■ DIRECTIVE
Retype the whole listing, please, keeping every line exact and dropping the pictures.
((
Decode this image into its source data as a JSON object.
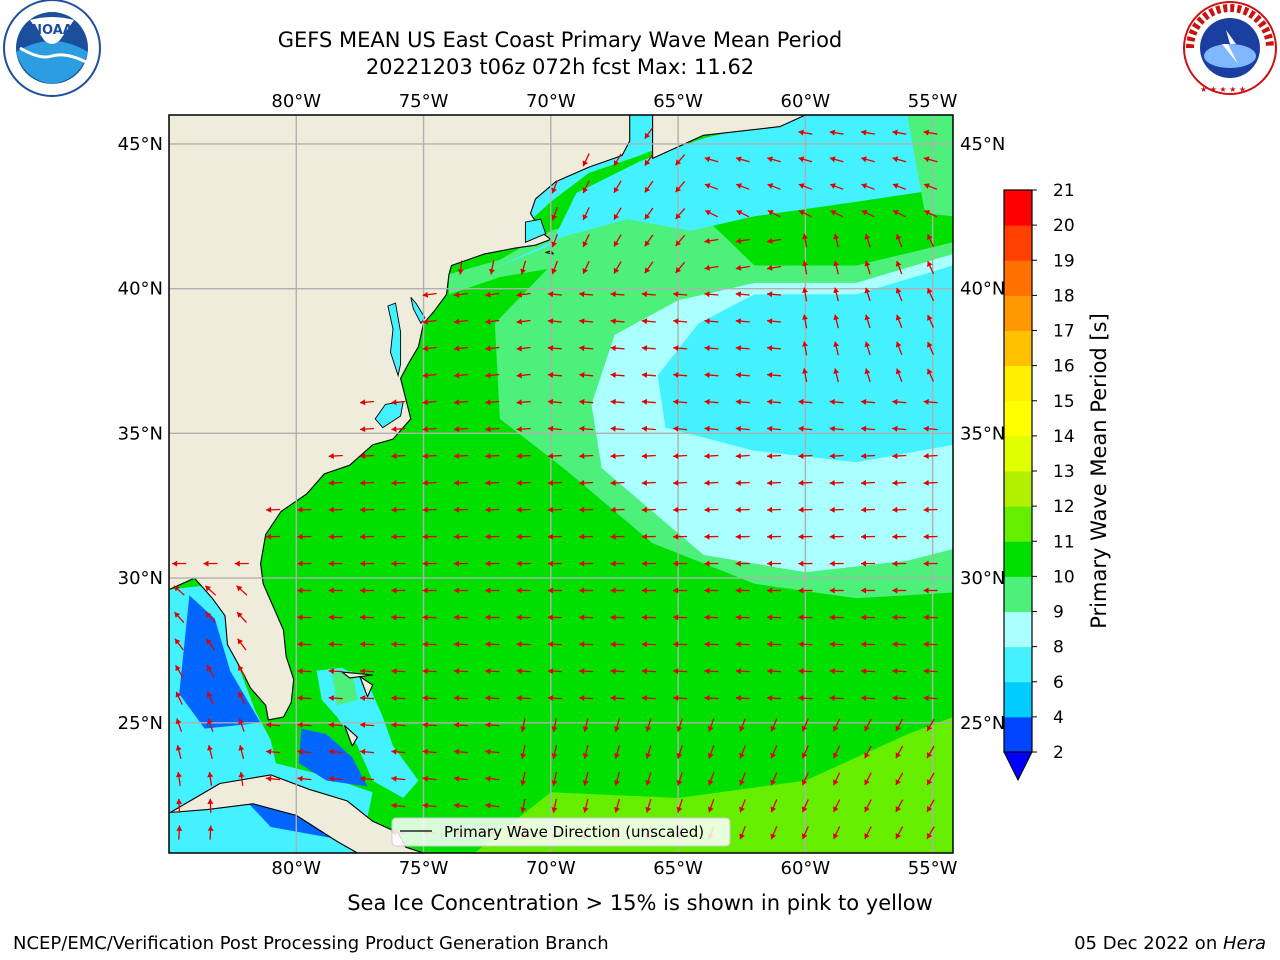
{
  "title": {
    "line1": "GEFS MEAN US East Coast Primary Wave Mean Period",
    "line2": "20221203 t06z 072h fcst   Max: 11.62"
  },
  "logos": {
    "left": {
      "name": "noaa-logo",
      "text": "NOAA",
      "ring_text": "NATIONAL OCEANIC AND ATMOSPHERIC ADMINISTRATION · U.S. DEPARTMENT OF COMMERCE"
    },
    "right": {
      "name": "nws-logo",
      "ring_text": "NATIONAL WEATHER SERVICE"
    }
  },
  "map": {
    "lon_labels": [
      "80°W",
      "75°W",
      "70°W",
      "65°W",
      "60°W",
      "55°W"
    ],
    "lat_labels": [
      "45°N",
      "40°N",
      "35°N",
      "30°N",
      "25°N"
    ],
    "lon_range": [
      -85,
      -54.2
    ],
    "lat_range": [
      20.5,
      46
    ],
    "legend_label": "Primary Wave Direction (unscaled)",
    "arrow_color": "#e00000",
    "land_color": "#efecdc",
    "grid_color": "#b0b0b0"
  },
  "colorbar": {
    "label": "Primary Wave Mean Period [s]",
    "ticks": [
      "2",
      "4",
      "6",
      "8",
      "9",
      "10",
      "11",
      "12",
      "13",
      "14",
      "15",
      "16",
      "17",
      "18",
      "19",
      "20",
      "21"
    ],
    "colors": [
      "#0044ff",
      "#00ccff",
      "#44f2ff",
      "#aaffff",
      "#4cf07a",
      "#00e000",
      "#66ee00",
      "#b2f000",
      "#e0ff00",
      "#ffff00",
      "#fff000",
      "#ffc000",
      "#ff9800",
      "#ff7000",
      "#ff4000",
      "#ff0000"
    ],
    "extend_color": "#0000ff"
  },
  "footer": {
    "sea_ice_note": "Sea Ice Concentration > 15% is shown in pink to yellow",
    "credit": "NCEP/EMC/Verification Post Processing Product Generation Branch",
    "date": "05 Dec 2022 on ",
    "machine": "Hera"
  }
}
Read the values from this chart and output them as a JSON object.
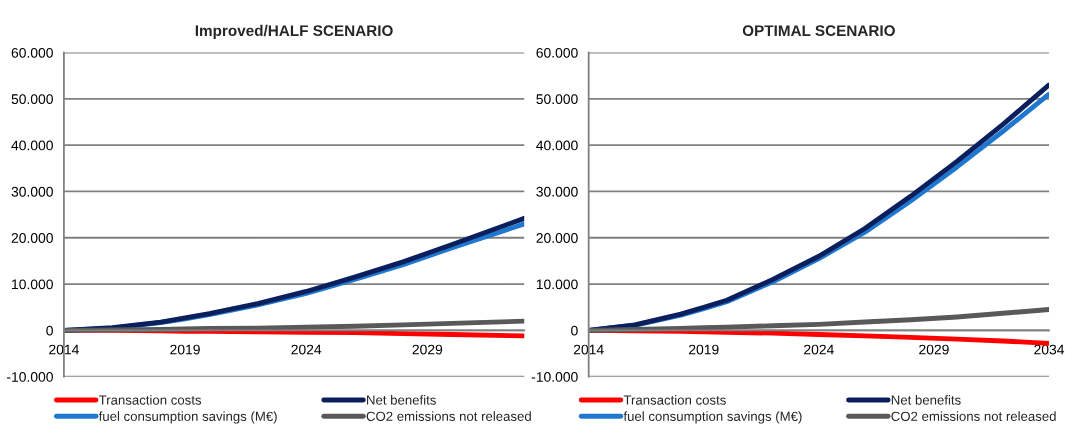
{
  "chart_data": [
    {
      "type": "line",
      "title": "Improved/HALF SCENARIO",
      "x": [
        2014,
        2016,
        2018,
        2019,
        2020,
        2022,
        2024,
        2026,
        2028,
        2030,
        2033
      ],
      "series": [
        {
          "name": "Transaction costs",
          "color": "#ff0000",
          "values": [
            0,
            0,
            -100,
            -200,
            -200,
            -300,
            -400,
            -500,
            -700,
            -900,
            -1200
          ]
        },
        {
          "name": "fuel consumption savings (M€)",
          "color": "#1f77d0",
          "values": [
            0,
            500,
            1700,
            2500,
            3400,
            5500,
            8000,
            11000,
            14200,
            17800,
            23000
          ]
        },
        {
          "name": "Net benefits",
          "color": "#0a1f5c",
          "values": [
            0,
            600,
            1800,
            2700,
            3600,
            5800,
            8400,
            11500,
            14800,
            18500,
            24200
          ]
        },
        {
          "name": "CO2 emissions not released",
          "color": "#595959",
          "values": [
            0,
            100,
            200,
            300,
            400,
            500,
            700,
            900,
            1200,
            1500,
            2000
          ]
        }
      ],
      "xlim": [
        2014,
        2033
      ],
      "xticks": [
        2014,
        2019,
        2024,
        2029
      ],
      "ylim": [
        -10000,
        60000
      ],
      "yticks": [
        {
          "value": -10000,
          "label": "-10.000"
        },
        0,
        {
          "value": 10000,
          "label": "10.000"
        },
        {
          "value": 20000,
          "label": "20.000"
        },
        {
          "value": 30000,
          "label": "30.000"
        },
        {
          "value": 40000,
          "label": "40.000"
        },
        {
          "value": 50000,
          "label": "50.000"
        },
        {
          "value": 60000,
          "label": "60.000"
        }
      ],
      "grid": "y",
      "legend": "bottom",
      "marker": "none",
      "line_style": "solid"
    },
    {
      "type": "line",
      "title": "OPTIMAL SCENARIO",
      "x": [
        2014,
        2016,
        2018,
        2019,
        2020,
        2022,
        2024,
        2026,
        2028,
        2030,
        2032,
        2034
      ],
      "series": [
        {
          "name": "Transaction costs",
          "color": "#ff0000",
          "values": [
            0,
            -100,
            -200,
            -300,
            -400,
            -600,
            -900,
            -1200,
            -1500,
            -1900,
            -2300,
            -2800
          ]
        },
        {
          "name": "fuel consumption savings (M€)",
          "color": "#1f77d0",
          "values": [
            0,
            1100,
            3300,
            4700,
            6200,
            10500,
            15500,
            21200,
            28000,
            35300,
            43000,
            51000
          ]
        },
        {
          "name": "Net benefits",
          "color": "#0a1f5c",
          "values": [
            0,
            1200,
            3500,
            5000,
            6500,
            11000,
            16000,
            22000,
            29000,
            36500,
            44500,
            53000
          ]
        },
        {
          "name": "CO2 emissions not released",
          "color": "#595959",
          "values": [
            0,
            200,
            400,
            600,
            700,
            1000,
            1300,
            1800,
            2300,
            2900,
            3700,
            4500
          ]
        }
      ],
      "xlim": [
        2014,
        2034
      ],
      "xticks": [
        2014,
        2019,
        2024,
        2029,
        2034
      ],
      "ylim": [
        -10000,
        60000
      ],
      "yticks": [
        {
          "value": -10000,
          "label": "-10.000"
        },
        0,
        {
          "value": 10000,
          "label": "10.000"
        },
        {
          "value": 20000,
          "label": "20.000"
        },
        {
          "value": 30000,
          "label": "30.000"
        },
        {
          "value": 40000,
          "label": "40.000"
        },
        {
          "value": 50000,
          "label": "50.000"
        },
        {
          "value": 60000,
          "label": "60.000"
        }
      ],
      "grid": "y",
      "legend": "bottom",
      "marker": "none",
      "line_style": "solid"
    }
  ]
}
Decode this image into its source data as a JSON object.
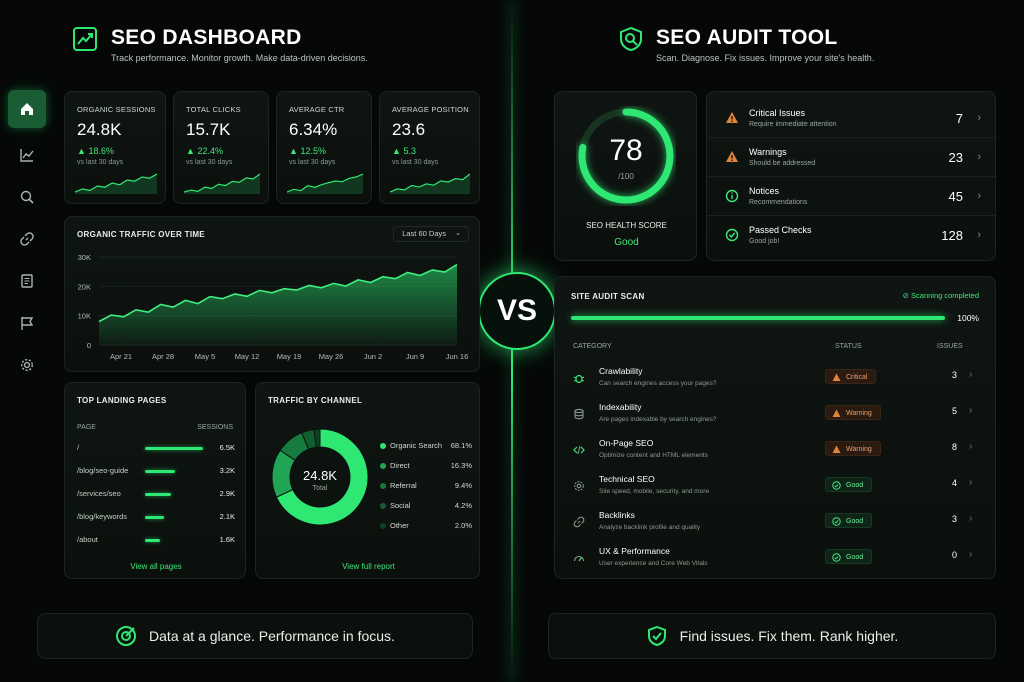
))
■ ANSWER FOR THIS EXERCISE
Decode this image into its source data as a JSON object.
{
  "title": {
    "line1": "GEFS MEAN US East Coast Primary Wave Mean Period",
    "line2": "20221203 t06z 072h fcst   Max: 11.62"
  },
  "logos": {
    "left": {
      "name": "noaa-logo",
      "text": "NOAA",
      "ring_text": "NATIONAL OCEANIC AND ATMOSPHERIC ADMINISTRATION · U.S. DEPARTMENT OF COMMERCE"
    },
    "right": {
      "name": "nws-logo",
      "ring_text": "NATIONAL WEATHER SERVICE"
    }
  },
  "map": {
    "lon_labels": [
      "80°W",
      "75°W",
      "70°W",
      "65°W",
      "60°W",
      "55°W"
    ],
    "lat_labels": [
      "45°N",
      "40°N",
      "35°N",
      "30°N",
      "25°N"
    ],
    "lon_range": [
      -85,
      -54.2
    ],
    "lat_range": [
      20.5,
      46
    ],
    "legend_label": "Primary Wave Direction (unscaled)",
    "arrow_color": "#e00000",
    "land_color": "#efecdc",
    "grid_color": "#b0b0b0"
  },
  "colorbar": {
    "label": "Primary Wave Mean Period [s]",
    "ticks": [
      "2",
      "4",
      "6",
      "8",
      "9",
      "10",
      "11",
      "12",
      "13",
      "14",
      "15",
      "16",
      "17",
      "18",
      "19",
      "20",
      "21"
    ],
    "colors": [
      "#0044ff",
      "#00ccff",
      "#44f2ff",
      "#aaffff",
      "#4cf07a",
      "#00e000",
      "#66ee00",
      "#b2f000",
      "#e0ff00",
      "#ffff00",
      "#fff000",
      "#ffc000",
      "#ff9800",
      "#ff7000",
      "#ff4000",
      "#ff0000"
    ],
    "extend_color": "#0000ff"
  },
  "footer": {
    "sea_ice_note": "Sea Ice Concentration > 15% is shown in pink to yellow",
    "credit": "NCEP/EMC/Verification Post Processing Product Generation Branch",
    "date": "05 Dec 2022 on ",
    "machine": "Hera"
  }
}
Read the values from this chart and output them as a JSON object.
{
  "chart_data": [
    {
      "type": "line",
      "title": "Improved/HALF SCENARIO",
      "x": [
        2014,
        2016,
        2018,
        2019,
        2020,
        2022,
        2024,
        2026,
        2028,
        2030,
        2033
      ],
      "series": [
        {
          "name": "Transaction costs",
          "color": "#ff0000",
          "values": [
            0,
            0,
            -100,
            -200,
            -200,
            -300,
            -400,
            -500,
            -700,
            -900,
            -1200
          ]
        },
        {
          "name": "fuel consumption savings (M€)",
          "color": "#1f77d0",
          "values": [
            0,
            500,
            1700,
            2500,
            3400,
            5500,
            8000,
            11000,
            14200,
            17800,
            23000
          ]
        },
        {
          "name": "Net benefits",
          "color": "#0a1f5c",
          "values": [
            0,
            600,
            1800,
            2700,
            3600,
            5800,
            8400,
            11500,
            14800,
            18500,
            24200
          ]
        },
        {
          "name": "CO2 emissions not released",
          "color": "#595959",
          "values": [
            0,
            100,
            200,
            300,
            400,
            500,
            700,
            900,
            1200,
            1500,
            2000
          ]
        }
      ],
      "xlim": [
        2014,
        2033
      ],
      "xticks": [
        2014,
        2019,
        2024,
        2029
      ],
      "ylim": [
        -10000,
        60000
      ],
      "yticks": [
        {
          "value": -10000,
          "label": "-10.000"
        },
        0,
        {
          "value": 10000,
          "label": "10.000"
        },
        {
          "value": 20000,
          "label": "20.000"
        },
        {
          "value": 30000,
          "label": "30.000"
        },
        {
          "value": 40000,
          "label": "40.000"
        },
        {
          "value": 50000,
          "label": "50.000"
        },
        {
          "value": 60000,
          "label": "60.000"
        }
      ],
      "grid": "y",
      "legend": "bottom",
      "marker": "none",
      "line_style": "solid"
    },
    {
      "type": "line",
      "title": "OPTIMAL SCENARIO",
      "x": [
        2014,
        2016,
        2018,
        2019,
        2020,
        2022,
        2024,
        2026,
        2028,
        2030,
        2032,
        2034
      ],
      "series": [
        {
          "name": "Transaction costs",
          "color": "#ff0000",
          "values": [
            0,
            -100,
            -200,
            -300,
            -400,
            -600,
            -900,
            -1200,
            -1500,
            -1900,
            -2300,
            -2800
          ]
        },
        {
          "name": "fuel consumption savings (M€)",
          "color": "#1f77d0",
          "values": [
            0,
            1100,
            3300,
            4700,
            6200,
            10500,
            15500,
            21200,
            28000,
            35300,
            43000,
            51000
          ]
        },
        {
          "name": "Net benefits",
          "color": "#0a1f5c",
          "values": [
            0,
            1200,
            3500,
            5000,
            6500,
            11000,
            16000,
            22000,
            29000,
            36500,
            44500,
            53000
          ]
        },
        {
          "name": "CO2 emissions not released",
          "color": "#595959",
          "values": [
            0,
            200,
            400,
            600,
            700,
            1000,
            1300,
            1800,
            2300,
            2900,
            3700,
            4500
          ]
        }
      ],
      "xlim": [
        2014,
        2034
      ],
      "xticks": [
        2014,
        2019,
        2024,
        2029,
        2034
      ],
      "ylim": [
        -10000,
        60000
      ],
      "yticks": [
        {
          "value": -10000,
          "label": "-10.000"
        },
        0,
        {
          "value": 10000,
          "label": "10.000"
        },
        {
          "value": 20000,
          "label": "20.000"
        },
        {
          "value": 30000,
          "label": "30.000"
        },
        {
          "value": 40000,
          "label": "40.000"
        },
        {
          "value": 50000,
          "label": "50.000"
        },
        {
          "value": 60000,
          "label": "60.000"
        }
      ],
      "grid": "y",
      "legend": "bottom",
      "marker": "none",
      "line_style": "solid"
    }
  ]
}
Decode this image into its source data as a JSON object.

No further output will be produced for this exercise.